▸ **Your instructions**: All of the material below is to be repeated exactly.

▸ **The input**:
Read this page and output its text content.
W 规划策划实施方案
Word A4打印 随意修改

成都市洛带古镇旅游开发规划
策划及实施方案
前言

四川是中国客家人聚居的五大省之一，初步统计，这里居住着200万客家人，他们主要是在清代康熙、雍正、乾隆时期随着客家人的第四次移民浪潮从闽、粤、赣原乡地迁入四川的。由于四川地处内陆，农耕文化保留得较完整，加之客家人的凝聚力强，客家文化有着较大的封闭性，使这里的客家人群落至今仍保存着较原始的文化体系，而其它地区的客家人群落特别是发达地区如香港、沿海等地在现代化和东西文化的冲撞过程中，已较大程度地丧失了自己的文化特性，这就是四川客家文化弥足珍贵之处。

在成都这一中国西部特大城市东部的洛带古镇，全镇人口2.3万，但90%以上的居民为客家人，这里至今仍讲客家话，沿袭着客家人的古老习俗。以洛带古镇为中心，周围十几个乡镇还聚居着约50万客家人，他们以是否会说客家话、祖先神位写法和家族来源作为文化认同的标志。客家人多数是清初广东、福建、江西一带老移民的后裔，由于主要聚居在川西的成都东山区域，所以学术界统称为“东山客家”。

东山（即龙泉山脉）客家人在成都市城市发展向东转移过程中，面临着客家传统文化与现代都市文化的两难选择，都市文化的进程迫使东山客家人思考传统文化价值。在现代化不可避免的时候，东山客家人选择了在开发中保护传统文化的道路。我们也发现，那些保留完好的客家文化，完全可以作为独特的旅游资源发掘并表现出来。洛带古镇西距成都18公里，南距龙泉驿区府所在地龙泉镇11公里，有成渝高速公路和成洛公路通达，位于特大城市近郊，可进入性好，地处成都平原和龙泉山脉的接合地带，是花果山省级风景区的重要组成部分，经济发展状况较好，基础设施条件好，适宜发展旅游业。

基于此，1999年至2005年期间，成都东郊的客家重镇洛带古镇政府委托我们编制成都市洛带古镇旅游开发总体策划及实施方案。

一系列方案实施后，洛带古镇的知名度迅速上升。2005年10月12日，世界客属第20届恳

▸ **Full answer**:
Read this page and output its text content.
W 规划策划实施方案
Word A4打印 随意修改

成都市洛带古镇旅游开发规划
策划及实施方案
前言

四川是中国客家人聚居的五大省之一，初步统计，这里居住着200万客家人，他们主要是在清代康熙、雍正、乾隆时期随着客家人的第四次移民浪潮从闽、粤、赣原乡地迁入四川的。由于四川地处内陆，农耕文化保留得较完整，加之客家人的凝聚力强，客家文化有着较大的封闭性，使这里的客家人群落至今仍保存着较原始的文化体系，而其它地区的客家人群落特别是发达地区如香港、沿海等地在现代化和东西文化的冲撞过程中，已较大程度地丧失了自己的文化特性，这就是四川客家文化弥足珍贵之处。

在成都这一中国西部特大城市东部的洛带古镇，全镇人口2.3万，但90%以上的居民为客家人，这里至今仍讲客家话，沿袭着客家人的古老习俗。以洛带古镇为中心，周围十几个乡镇还聚居着约50万客家人，他们以是否会说客家话、祖先神位写法和家族来源作为文化认同的标志。客家人多数是清初广东、福建、江西一带老移民的后裔，由于主要聚居在川西的成都东山区域，所以学术界统称为“东山客家”。

东山（即龙泉山脉）客家人在成都市城市发展向东转移过程中，面临着客家传统文化与现代都市文化的两难选择，都市文化的进程迫使东山客家人思考传统文化价值。在现代化不可避免的时候，东山客家人选择了在开发中保护传统文化的道路。我们也发现，那些保留完好的客家文化，完全可以作为独特的旅游资源发掘并表现出来。洛带古镇西距成都18公里，南距龙泉驿区府所在地龙泉镇11公里，有成渝高速公路和成洛公路通达，位于特大城市近郊，可进入性好，地处成都平原和龙泉山脉的接合地带，是花果山省级风景区的重要组成部分，经济发展状况较好，基础设施条件好，适宜发展旅游业。

基于此，1999年至2005年期间，成都东郊的客家重镇洛带古镇政府委托我们编制成都市洛带古镇旅游开发总体策划及实施方案。

一系列方案实施后，洛带古镇的知名度迅速上升。2005年10月12日，世界客属第20届恳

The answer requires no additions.